*WORK TO DO*
Note each line where "small" appears, and copy it.

Data records:
☆ ☆ ☆ ☆ ☆ ☆ ☆

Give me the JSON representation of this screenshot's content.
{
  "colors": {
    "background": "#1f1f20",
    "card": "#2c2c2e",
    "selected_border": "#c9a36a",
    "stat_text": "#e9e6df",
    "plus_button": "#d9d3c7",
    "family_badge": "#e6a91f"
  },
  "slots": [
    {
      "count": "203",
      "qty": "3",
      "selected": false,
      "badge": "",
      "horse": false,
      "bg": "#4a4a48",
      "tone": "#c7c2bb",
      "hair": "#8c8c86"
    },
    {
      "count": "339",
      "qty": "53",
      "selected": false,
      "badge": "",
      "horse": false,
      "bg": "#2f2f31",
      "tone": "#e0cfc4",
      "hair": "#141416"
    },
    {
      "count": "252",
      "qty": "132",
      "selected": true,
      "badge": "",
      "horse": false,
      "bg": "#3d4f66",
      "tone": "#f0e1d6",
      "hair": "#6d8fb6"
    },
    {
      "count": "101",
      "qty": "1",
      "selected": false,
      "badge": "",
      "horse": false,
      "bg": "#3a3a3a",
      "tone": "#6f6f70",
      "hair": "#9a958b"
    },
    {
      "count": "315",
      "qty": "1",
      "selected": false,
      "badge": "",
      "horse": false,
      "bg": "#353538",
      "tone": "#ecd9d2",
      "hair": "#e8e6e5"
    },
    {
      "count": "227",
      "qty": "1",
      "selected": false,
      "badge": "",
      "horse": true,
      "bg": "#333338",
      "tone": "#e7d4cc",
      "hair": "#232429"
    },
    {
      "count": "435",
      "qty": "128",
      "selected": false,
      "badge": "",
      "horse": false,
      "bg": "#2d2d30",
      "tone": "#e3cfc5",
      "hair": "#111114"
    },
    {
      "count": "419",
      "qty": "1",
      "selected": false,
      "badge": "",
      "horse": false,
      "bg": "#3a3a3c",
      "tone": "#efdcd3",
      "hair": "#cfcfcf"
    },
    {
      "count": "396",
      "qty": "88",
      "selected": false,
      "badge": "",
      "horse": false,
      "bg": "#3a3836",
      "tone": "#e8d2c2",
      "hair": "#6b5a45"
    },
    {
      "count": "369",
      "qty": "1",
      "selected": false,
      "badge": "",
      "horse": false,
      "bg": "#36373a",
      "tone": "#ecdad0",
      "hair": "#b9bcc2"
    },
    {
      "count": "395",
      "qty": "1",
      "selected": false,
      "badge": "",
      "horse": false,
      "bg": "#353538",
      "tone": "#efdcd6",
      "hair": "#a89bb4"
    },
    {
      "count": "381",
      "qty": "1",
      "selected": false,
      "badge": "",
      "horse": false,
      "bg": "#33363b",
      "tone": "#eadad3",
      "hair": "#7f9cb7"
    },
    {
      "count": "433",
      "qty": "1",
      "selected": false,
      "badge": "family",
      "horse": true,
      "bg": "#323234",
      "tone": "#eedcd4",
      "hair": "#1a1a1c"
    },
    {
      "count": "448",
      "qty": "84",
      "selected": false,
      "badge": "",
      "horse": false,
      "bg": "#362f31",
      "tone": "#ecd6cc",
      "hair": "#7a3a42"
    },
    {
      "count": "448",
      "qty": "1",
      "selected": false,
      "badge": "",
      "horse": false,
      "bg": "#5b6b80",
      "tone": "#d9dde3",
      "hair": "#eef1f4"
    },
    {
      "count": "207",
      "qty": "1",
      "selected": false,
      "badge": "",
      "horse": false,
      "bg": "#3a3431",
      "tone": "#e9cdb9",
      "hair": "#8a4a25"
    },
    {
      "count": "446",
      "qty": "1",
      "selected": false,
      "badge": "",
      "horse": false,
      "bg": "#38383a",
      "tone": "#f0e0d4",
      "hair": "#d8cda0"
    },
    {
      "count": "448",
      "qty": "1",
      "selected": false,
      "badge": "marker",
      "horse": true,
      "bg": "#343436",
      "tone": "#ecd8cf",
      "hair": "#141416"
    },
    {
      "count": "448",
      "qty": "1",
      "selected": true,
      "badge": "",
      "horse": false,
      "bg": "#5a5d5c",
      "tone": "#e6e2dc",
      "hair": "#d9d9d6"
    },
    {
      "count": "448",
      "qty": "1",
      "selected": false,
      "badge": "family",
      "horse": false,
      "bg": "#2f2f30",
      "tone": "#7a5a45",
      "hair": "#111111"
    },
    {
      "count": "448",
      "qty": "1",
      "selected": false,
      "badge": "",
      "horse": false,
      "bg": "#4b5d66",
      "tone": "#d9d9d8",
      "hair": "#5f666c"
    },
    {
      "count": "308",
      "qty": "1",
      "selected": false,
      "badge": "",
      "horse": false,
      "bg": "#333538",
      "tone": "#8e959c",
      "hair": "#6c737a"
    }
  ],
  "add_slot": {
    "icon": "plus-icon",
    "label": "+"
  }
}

☆ ☆ ☆ ☆ ☆ ☆ ☆

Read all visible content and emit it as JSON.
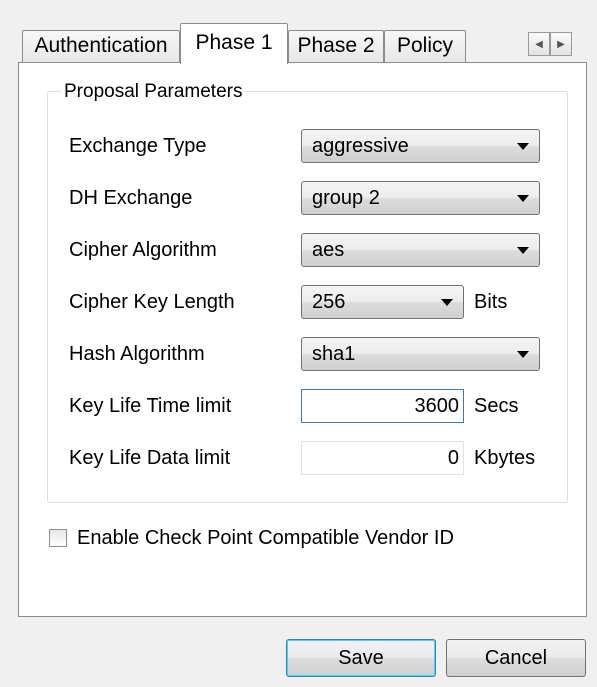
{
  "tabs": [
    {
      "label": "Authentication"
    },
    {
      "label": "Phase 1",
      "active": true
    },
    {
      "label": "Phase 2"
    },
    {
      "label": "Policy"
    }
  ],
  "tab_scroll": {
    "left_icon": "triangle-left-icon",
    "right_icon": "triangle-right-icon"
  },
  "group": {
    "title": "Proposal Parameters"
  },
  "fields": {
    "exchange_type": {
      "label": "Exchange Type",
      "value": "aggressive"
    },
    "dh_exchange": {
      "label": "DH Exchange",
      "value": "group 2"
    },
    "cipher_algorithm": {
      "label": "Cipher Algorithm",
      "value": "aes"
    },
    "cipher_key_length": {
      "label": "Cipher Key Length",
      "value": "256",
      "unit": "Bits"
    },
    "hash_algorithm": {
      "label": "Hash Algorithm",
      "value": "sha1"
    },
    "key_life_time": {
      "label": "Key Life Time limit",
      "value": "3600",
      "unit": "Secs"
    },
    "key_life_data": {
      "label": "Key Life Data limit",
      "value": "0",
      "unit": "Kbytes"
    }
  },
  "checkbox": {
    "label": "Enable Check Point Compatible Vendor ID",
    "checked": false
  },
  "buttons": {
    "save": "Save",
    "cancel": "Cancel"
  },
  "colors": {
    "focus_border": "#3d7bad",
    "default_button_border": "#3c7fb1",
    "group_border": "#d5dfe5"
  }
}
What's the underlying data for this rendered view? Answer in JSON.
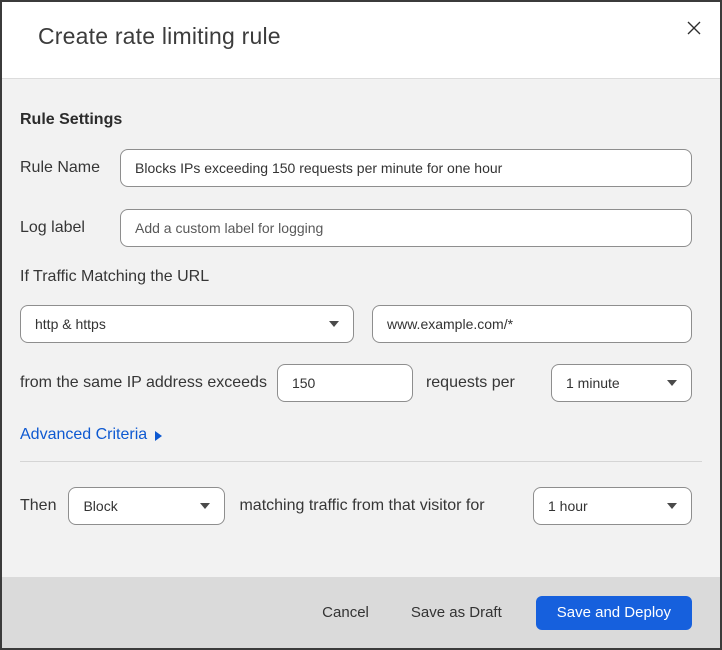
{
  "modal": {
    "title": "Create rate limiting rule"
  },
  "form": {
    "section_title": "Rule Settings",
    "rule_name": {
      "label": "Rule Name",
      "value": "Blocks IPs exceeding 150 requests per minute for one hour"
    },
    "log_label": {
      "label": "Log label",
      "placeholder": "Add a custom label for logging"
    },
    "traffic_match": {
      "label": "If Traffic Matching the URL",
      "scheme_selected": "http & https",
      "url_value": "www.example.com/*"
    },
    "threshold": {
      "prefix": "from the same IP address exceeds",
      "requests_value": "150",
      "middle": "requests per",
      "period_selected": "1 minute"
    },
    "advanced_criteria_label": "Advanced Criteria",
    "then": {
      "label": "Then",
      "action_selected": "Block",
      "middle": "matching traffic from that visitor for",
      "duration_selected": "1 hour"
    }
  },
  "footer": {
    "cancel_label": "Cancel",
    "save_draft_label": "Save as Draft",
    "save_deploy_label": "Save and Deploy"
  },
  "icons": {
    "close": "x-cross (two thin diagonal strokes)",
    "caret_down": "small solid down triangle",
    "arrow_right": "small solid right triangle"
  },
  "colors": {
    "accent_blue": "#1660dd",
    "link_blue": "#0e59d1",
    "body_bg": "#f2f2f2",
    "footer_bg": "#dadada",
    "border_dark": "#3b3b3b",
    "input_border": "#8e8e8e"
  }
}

☆ ☆ ☆ ☆ ☆ ☆ ☆

*TASK RESPONSE*
    "caret_down": "small solid down triangle",
    "arrow_right": "small solid right triangle"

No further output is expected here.